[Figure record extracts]
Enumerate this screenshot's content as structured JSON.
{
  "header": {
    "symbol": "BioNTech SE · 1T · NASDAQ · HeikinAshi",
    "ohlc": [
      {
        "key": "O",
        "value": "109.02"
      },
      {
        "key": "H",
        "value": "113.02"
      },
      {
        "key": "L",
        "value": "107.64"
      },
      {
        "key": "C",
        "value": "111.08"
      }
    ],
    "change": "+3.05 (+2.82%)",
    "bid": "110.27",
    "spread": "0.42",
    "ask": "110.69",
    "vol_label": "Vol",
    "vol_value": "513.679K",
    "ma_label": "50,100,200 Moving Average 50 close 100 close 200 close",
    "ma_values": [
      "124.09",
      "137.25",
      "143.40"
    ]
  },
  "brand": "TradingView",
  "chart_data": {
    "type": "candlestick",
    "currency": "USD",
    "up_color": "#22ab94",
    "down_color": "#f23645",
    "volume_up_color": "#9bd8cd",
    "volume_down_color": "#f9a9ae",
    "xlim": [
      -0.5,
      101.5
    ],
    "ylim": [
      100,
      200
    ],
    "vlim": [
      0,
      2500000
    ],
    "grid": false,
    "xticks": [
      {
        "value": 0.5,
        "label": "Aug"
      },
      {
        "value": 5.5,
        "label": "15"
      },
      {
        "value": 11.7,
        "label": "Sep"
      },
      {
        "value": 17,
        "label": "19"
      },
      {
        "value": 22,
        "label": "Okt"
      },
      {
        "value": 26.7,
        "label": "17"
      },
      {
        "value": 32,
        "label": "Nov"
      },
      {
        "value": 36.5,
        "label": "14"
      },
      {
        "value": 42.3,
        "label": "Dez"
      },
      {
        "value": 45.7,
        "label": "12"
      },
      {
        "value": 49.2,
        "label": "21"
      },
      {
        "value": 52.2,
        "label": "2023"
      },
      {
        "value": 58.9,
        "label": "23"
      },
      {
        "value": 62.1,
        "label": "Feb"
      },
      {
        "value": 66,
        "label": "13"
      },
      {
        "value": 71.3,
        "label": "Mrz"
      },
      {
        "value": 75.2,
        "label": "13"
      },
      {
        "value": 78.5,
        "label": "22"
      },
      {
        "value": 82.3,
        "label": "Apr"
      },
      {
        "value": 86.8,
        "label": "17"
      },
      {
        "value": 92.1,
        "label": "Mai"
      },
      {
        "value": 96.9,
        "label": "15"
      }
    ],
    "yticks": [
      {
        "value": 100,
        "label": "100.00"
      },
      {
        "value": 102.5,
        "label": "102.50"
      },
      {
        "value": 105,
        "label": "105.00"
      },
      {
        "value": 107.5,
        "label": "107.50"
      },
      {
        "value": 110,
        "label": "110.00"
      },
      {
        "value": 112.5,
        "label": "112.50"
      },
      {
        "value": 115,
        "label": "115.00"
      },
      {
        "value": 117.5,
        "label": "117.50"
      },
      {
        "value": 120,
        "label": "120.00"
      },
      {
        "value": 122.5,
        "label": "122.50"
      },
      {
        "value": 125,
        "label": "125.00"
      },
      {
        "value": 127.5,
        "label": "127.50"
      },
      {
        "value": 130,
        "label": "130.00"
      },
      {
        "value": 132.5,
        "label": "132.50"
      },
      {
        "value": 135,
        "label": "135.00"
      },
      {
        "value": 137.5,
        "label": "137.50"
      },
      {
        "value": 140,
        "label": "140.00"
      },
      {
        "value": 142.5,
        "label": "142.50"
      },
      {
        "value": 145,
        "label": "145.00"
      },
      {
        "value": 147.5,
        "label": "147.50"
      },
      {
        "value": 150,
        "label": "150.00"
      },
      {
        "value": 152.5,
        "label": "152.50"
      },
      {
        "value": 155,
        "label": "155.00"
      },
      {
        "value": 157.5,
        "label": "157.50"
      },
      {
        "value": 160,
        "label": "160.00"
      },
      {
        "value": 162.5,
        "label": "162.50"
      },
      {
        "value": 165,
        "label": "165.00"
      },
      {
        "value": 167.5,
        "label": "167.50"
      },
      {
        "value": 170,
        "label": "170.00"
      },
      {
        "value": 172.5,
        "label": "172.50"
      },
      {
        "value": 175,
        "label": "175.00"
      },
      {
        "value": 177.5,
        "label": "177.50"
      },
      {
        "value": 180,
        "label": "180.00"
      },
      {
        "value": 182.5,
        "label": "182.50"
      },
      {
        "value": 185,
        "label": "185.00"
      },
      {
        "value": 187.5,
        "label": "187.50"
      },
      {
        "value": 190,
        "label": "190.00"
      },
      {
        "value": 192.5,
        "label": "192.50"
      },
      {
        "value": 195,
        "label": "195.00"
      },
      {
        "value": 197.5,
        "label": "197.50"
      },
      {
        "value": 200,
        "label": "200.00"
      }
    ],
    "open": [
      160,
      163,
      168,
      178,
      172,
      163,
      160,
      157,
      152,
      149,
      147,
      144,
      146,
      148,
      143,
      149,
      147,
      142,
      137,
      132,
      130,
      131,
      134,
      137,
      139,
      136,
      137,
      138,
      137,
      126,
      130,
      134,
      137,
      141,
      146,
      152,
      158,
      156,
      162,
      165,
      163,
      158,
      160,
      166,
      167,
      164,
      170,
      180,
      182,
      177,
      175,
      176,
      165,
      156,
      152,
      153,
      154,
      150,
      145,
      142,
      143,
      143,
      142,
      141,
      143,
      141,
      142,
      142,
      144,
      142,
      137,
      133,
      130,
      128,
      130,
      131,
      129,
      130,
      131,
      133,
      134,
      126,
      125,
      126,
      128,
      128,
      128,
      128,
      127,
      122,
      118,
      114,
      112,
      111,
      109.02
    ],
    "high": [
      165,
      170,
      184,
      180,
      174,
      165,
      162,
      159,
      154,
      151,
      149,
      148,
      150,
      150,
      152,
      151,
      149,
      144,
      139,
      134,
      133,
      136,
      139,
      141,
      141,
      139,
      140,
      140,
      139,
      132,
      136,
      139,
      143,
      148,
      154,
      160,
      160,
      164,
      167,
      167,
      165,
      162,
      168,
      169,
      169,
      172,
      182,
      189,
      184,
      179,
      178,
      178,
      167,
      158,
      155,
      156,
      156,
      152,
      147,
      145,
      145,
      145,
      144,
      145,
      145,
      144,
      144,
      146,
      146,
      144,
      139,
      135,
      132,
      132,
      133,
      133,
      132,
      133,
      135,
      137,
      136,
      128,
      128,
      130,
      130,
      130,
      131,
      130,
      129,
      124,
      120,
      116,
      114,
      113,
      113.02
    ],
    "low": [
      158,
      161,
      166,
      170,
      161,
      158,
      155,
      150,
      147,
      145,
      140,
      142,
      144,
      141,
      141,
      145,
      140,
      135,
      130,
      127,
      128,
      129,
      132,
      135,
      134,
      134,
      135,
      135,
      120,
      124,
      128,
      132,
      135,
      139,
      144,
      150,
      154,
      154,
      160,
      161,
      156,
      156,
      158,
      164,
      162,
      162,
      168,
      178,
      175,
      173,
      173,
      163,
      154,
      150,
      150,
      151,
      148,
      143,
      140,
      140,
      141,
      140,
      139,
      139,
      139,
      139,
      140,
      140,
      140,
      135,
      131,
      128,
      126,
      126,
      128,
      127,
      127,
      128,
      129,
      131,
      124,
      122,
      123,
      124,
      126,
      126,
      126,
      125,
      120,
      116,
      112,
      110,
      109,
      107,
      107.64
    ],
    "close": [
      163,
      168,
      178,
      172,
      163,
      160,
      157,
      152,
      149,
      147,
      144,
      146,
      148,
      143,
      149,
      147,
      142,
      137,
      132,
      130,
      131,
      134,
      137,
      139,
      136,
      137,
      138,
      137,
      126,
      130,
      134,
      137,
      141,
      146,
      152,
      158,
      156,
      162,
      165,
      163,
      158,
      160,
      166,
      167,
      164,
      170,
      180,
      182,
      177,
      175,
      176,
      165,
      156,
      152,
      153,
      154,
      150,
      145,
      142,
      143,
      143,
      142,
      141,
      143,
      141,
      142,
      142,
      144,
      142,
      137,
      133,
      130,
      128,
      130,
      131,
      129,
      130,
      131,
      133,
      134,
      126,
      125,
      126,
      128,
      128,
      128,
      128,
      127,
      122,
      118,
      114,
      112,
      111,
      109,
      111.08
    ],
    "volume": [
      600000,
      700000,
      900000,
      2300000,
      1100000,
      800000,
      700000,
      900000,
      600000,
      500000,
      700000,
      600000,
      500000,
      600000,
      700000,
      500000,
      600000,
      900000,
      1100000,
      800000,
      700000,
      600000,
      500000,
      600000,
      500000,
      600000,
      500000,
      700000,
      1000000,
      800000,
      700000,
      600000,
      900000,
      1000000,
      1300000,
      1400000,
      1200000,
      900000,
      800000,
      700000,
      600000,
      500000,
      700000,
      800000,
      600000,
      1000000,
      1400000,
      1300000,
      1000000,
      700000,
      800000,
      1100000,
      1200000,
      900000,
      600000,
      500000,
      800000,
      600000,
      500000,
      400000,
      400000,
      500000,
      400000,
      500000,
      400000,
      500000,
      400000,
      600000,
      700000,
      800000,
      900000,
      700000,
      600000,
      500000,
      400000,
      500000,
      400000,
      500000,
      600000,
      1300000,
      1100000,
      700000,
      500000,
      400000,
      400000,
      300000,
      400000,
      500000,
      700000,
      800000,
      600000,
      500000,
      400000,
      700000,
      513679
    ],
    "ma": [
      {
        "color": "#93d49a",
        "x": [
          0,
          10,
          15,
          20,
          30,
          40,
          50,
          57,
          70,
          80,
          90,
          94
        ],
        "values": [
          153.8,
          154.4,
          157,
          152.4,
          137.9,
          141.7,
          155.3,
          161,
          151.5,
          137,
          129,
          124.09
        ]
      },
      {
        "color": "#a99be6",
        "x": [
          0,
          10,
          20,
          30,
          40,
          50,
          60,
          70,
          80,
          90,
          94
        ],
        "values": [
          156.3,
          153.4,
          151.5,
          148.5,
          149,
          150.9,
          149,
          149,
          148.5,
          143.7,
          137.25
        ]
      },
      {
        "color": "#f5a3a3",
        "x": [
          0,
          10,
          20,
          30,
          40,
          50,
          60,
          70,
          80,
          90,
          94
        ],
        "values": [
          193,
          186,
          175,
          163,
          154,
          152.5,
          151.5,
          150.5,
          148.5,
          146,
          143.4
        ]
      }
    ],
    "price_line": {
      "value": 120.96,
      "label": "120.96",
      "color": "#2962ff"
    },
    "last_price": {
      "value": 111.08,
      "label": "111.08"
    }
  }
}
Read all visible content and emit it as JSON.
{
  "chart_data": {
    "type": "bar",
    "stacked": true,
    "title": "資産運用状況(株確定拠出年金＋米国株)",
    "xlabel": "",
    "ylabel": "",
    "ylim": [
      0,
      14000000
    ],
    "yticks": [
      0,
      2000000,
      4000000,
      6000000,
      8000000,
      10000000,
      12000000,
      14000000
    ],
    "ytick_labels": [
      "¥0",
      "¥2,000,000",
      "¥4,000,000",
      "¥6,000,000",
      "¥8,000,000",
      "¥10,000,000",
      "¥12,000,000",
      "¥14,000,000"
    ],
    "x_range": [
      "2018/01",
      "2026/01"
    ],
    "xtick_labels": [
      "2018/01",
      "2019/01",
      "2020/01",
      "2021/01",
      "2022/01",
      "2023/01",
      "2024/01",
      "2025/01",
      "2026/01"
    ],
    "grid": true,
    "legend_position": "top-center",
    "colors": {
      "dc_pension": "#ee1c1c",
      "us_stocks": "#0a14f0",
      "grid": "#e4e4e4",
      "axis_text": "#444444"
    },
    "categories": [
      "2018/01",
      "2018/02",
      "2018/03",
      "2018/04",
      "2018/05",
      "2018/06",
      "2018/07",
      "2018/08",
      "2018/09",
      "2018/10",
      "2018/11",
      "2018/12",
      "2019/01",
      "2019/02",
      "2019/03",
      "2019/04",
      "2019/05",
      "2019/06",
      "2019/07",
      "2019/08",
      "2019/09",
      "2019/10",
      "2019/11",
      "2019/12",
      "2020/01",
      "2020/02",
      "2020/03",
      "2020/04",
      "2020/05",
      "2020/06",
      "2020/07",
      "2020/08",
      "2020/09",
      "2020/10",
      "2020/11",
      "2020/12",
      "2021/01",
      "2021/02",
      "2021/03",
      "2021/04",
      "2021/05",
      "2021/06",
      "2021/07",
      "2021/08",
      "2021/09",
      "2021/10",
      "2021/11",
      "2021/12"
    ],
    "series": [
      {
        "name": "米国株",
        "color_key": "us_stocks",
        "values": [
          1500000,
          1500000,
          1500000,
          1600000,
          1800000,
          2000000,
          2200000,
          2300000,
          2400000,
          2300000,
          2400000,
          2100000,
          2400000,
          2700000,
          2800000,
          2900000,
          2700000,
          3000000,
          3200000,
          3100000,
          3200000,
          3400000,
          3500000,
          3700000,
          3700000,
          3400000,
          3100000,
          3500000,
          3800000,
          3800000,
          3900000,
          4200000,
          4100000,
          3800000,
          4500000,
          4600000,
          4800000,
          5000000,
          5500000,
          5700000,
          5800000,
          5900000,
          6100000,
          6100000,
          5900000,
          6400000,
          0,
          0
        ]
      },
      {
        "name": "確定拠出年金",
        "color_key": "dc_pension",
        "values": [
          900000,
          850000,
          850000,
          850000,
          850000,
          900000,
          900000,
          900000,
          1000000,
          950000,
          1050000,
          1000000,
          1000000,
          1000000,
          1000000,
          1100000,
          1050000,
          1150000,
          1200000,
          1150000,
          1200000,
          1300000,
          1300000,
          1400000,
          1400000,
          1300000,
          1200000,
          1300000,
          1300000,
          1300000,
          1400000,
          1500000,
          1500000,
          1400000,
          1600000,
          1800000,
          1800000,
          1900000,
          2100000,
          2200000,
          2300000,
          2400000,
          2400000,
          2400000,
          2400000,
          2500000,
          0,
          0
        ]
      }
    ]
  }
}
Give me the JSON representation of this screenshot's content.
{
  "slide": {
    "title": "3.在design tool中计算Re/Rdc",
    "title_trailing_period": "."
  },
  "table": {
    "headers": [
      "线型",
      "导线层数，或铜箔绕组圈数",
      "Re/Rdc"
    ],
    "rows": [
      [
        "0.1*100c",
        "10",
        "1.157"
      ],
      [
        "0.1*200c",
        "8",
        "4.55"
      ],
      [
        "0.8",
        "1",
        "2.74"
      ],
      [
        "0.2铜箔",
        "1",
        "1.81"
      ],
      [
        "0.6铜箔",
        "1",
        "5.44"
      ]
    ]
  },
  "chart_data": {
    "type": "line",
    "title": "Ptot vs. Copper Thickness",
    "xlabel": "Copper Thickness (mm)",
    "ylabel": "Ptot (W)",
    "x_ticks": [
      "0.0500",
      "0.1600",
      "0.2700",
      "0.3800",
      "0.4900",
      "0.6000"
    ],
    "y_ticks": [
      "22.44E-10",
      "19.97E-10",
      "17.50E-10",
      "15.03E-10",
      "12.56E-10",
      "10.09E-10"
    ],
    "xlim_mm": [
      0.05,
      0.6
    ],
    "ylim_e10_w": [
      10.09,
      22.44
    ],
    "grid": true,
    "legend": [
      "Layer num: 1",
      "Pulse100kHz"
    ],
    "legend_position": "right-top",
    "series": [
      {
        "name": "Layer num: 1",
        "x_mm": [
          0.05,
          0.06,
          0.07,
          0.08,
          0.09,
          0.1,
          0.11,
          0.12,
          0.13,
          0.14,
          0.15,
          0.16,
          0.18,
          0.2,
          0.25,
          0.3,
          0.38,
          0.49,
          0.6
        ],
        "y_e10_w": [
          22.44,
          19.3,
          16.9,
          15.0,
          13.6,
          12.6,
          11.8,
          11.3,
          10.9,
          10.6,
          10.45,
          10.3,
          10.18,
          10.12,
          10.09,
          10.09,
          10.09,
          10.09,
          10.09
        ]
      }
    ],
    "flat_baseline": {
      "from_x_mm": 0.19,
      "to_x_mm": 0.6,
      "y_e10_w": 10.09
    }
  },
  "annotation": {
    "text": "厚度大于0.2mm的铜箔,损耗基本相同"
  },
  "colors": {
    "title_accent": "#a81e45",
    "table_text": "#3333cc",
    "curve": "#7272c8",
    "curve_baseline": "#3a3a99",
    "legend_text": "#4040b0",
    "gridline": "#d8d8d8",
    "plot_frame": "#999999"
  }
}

▶ _Your instructions_:
From the listing, copy every line where the string "type" appears.

▶ _Exercise output_:
    "type": "candlestick",
    "type": "bar",
    "type": "line",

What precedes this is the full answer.